Supplied information below:

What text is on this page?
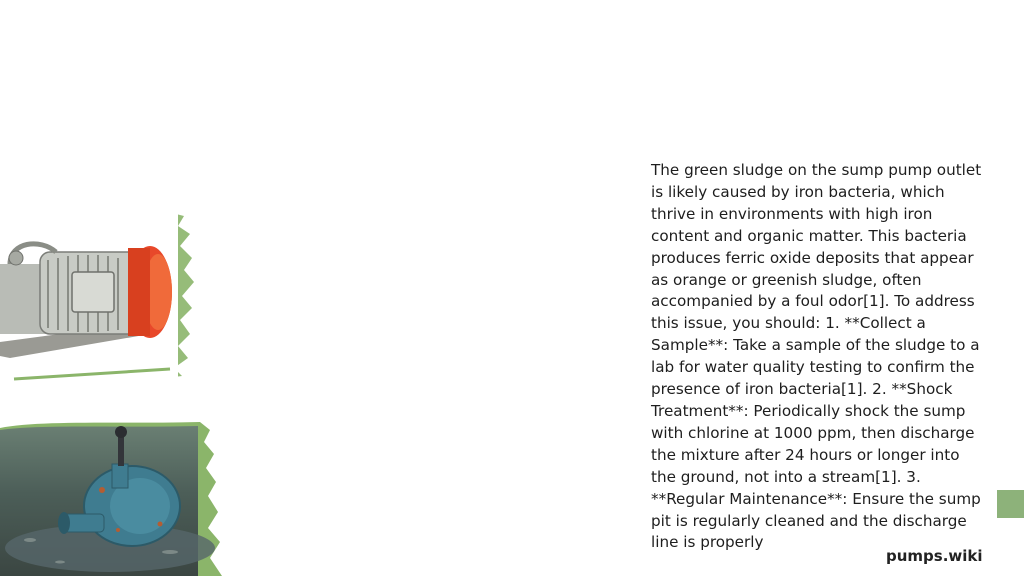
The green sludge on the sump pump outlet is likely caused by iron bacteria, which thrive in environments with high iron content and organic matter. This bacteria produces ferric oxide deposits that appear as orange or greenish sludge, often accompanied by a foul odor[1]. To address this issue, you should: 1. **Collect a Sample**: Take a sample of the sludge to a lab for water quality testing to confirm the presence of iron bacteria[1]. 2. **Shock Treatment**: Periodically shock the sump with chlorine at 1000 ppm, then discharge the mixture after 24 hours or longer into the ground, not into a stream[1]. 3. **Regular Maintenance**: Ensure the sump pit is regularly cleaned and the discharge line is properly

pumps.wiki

End of Supplied information.
Supplied information below:

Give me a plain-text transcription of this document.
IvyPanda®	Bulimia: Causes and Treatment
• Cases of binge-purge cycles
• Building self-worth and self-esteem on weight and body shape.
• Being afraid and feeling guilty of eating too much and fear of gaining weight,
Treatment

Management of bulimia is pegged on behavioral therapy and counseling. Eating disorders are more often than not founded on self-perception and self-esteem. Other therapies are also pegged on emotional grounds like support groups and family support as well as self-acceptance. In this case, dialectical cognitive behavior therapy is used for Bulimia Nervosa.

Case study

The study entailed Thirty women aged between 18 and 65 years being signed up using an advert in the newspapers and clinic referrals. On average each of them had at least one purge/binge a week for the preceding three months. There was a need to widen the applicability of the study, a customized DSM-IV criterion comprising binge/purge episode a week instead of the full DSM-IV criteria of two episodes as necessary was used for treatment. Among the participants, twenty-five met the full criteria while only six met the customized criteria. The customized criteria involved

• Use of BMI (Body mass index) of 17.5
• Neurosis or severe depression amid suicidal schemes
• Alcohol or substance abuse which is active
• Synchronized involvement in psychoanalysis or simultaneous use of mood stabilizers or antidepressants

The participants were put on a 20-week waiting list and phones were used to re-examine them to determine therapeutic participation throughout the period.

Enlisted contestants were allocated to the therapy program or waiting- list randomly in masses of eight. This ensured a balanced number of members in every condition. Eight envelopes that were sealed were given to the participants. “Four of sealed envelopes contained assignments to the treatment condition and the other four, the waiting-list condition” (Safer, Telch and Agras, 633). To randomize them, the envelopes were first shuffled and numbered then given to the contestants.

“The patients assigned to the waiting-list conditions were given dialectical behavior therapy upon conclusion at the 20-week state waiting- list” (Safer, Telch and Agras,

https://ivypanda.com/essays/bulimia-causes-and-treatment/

End of Supplied information.

- Work task
Check each line above for the word "esteem" and give the number of lines that have it, nothing else.

- Exercise response
2